[Recorded data]
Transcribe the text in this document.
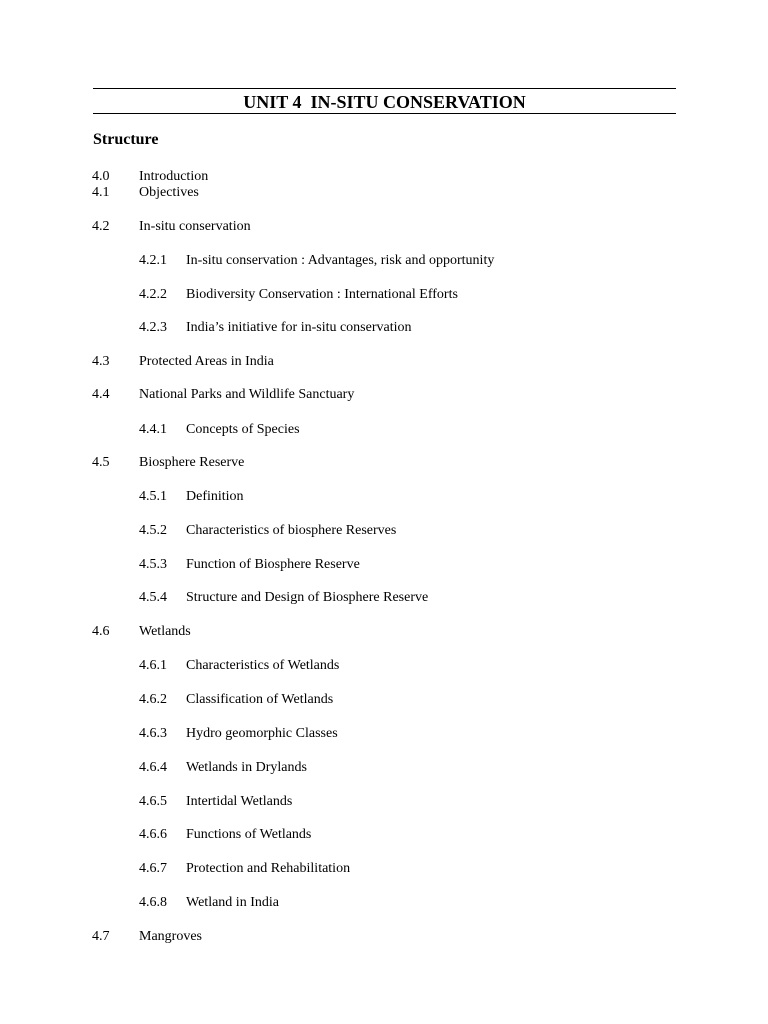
UNIT 4  IN-SITU CONSERVATION
Structure
4.0 Introduction
4.1 Objectives
4.2 In-situ conservation
4.2.1 In-situ conservation : Advantages, risk and opportunity
4.2.2 Biodiversity Conservation : International Efforts
4.2.3 India’s initiative for in-situ conservation
4.3 Protected Areas in India
4.4 National Parks and Wildlife Sanctuary
4.4.1 Concepts of Species
4.5 Biosphere Reserve
4.5.1 Definition
4.5.2 Characteristics of biosphere Reserves
4.5.3 Function of Biosphere Reserve
4.5.4 Structure and Design of Biosphere Reserve
4.6 Wetlands
4.6.1 Characteristics of Wetlands
4.6.2 Classification of Wetlands
4.6.3 Hydro geomorphic Classes
4.6.4 Wetlands in Drylands
4.6.5 Intertidal Wetlands
4.6.6 Functions of Wetlands
4.6.7 Protection and Rehabilitation
4.6.8 Wetland in India
4.7 Mangroves
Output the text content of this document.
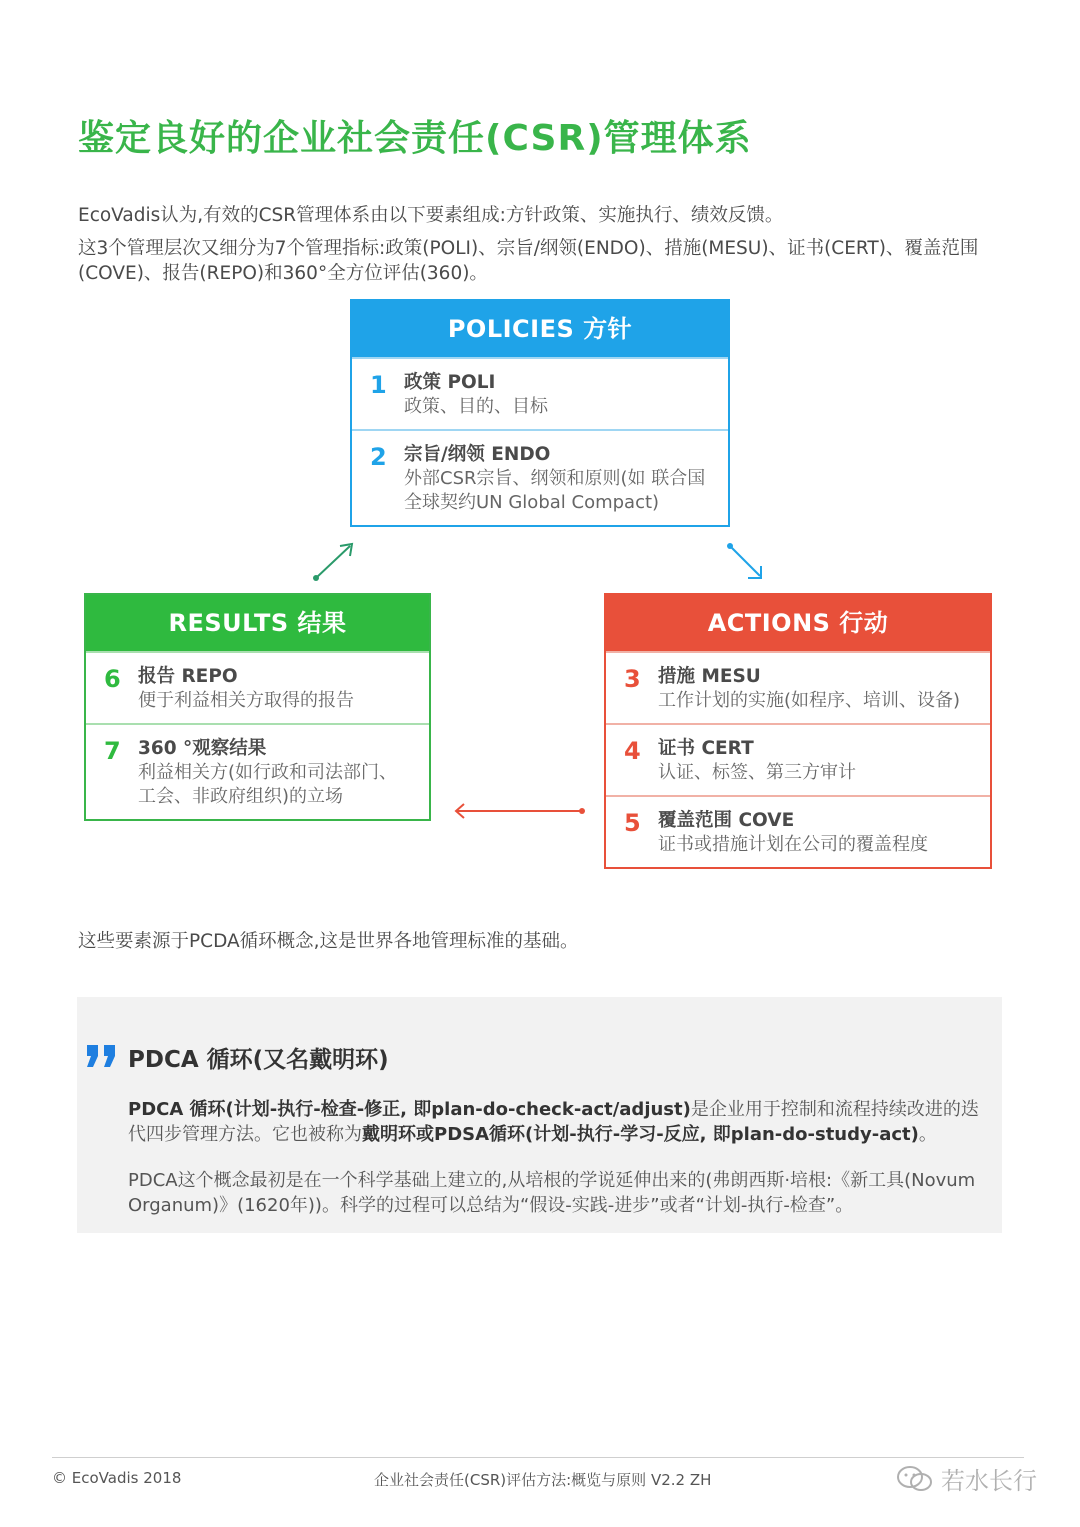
鉴定良好的企业社会责任(CSR)管理体系

EcoVadis认为,有效的CSR管理体系由以下要素组成:方针政策、实施执行、绩效反馈。

这3个管理层次又细分为7个管理指标:政策(POLI)、宗旨/纲领(ENDO)、措施(MESU)、证书(CERT)、覆盖范围(COVE)、报告(REPO)和360°全方位评估(360)。

POLICIES 方针
1 政策 POLI
政策、目的、目标
2 宗旨/纲领 ENDO
外部CSR宗旨、纲领和原则(如 联合国全球契约UN Global Compact)
RESULTS 结果
6 报告 REPO
便于利益相关方取得的报告
7 360 °观察结果
利益相关方(如行政和司法部门、工会、非政府组织)的立场
ACTIONS 行动
3 措施 MESU
工作计划的实施(如程序、培训、设备)
4 证书 CERT
认证、标签、第三方审计
5 覆盖范围 COVE
证书或措施计划在公司的覆盖程度
这些要素源于PCDA循环概念,这是世界各地管理标准的基础。
PDCA 循环(又名戴明环)

PDCA 循环(计划-执行-检查-修正, 即plan-do-check-act/adjust)是企业用于控制和流程持续改进的迭代四步管理方法。它也被称为戴明环或PDSA循环(计划-执行-学习-反应, 即plan-do-study-act)。

PDCA这个概念最初是在一个科学基础上建立的,从培根的学说延伸出来的(弗朗西斯·培根:《新工具(Novum Organum)》(1620年))。科学的过程可以总结为“假设-实践-进步”或者“计划-执行-检查”。

© EcoVadis 2018	企业社会责任(CSR)评估方法:概览与原则 V2.2 ZH	若水长行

◆ **Job**
Reproduce the full listing faithfully, but do not carry over any pictures.

◆ **Response to the exercise**
Transcribe the text in this document.
UNIT 4  IN-SITU CONSERVATION
Structure
4.0 Introduction
4.1 Objectives
4.2 In-situ conservation
4.2.1 In-situ conservation : Advantages, risk and opportunity
4.2.2 Biodiversity Conservation : International Efforts
4.2.3 India’s initiative for in-situ conservation
4.3 Protected Areas in India
4.4 National Parks and Wildlife Sanctuary
4.4.1 Concepts of Species
4.5 Biosphere Reserve
4.5.1 Definition
4.5.2 Characteristics of biosphere Reserves
4.5.3 Function of Biosphere Reserve
4.5.4 Structure and Design of Biosphere Reserve
4.6 Wetlands
4.6.1 Characteristics of Wetlands
4.6.2 Classification of Wetlands
4.6.3 Hydro geomorphic Classes
4.6.4 Wetlands in Drylands
4.6.5 Intertidal Wetlands
4.6.6 Functions of Wetlands
4.6.7 Protection and Rehabilitation
4.6.8 Wetland in India
4.7 Mangroves
Output the text content of this document.
鉴定良好的企业社会责任(CSR)管理体系

EcoVadis认为,有效的CSR管理体系由以下要素组成:方针政策、实施执行、绩效反馈。

这3个管理层次又细分为7个管理指标:政策(POLI)、宗旨/纲领(ENDO)、措施(MESU)、证书(CERT)、覆盖范围(COVE)、报告(REPO)和360°全方位评估(360)。

POLICIES 方针
1 政策 POLI
政策、目的、目标
2 宗旨/纲领 ENDO
外部CSR宗旨、纲领和原则(如 联合国全球契约UN Global Compact)
RESULTS 结果
6 报告 REPO
便于利益相关方取得的报告
7 360 °观察结果
利益相关方(如行政和司法部门、工会、非政府组织)的立场
ACTIONS 行动
3 措施 MESU
工作计划的实施(如程序、培训、设备)
4 证书 CERT
认证、标签、第三方审计
5 覆盖范围 COVE
证书或措施计划在公司的覆盖程度
这些要素源于PCDA循环概念,这是世界各地管理标准的基础。
PDCA 循环(又名戴明环)

PDCA 循环(计划-执行-检查-修正, 即plan-do-check-act/adjust)是企业用于控制和流程持续改进的迭代四步管理方法。它也被称为戴明环或PDSA循环(计划-执行-学习-反应, 即plan-do-study-act)。

PDCA这个概念最初是在一个科学基础上建立的,从培根的学说延伸出来的(弗朗西斯·培根:《新工具(Novum Organum)》(1620年))。科学的过程可以总结为“假设-实践-进步”或者“计划-执行-检查”。

© EcoVadis 2018	企业社会责任(CSR)评估方法:概览与原则 V2.2 ZH	若水长行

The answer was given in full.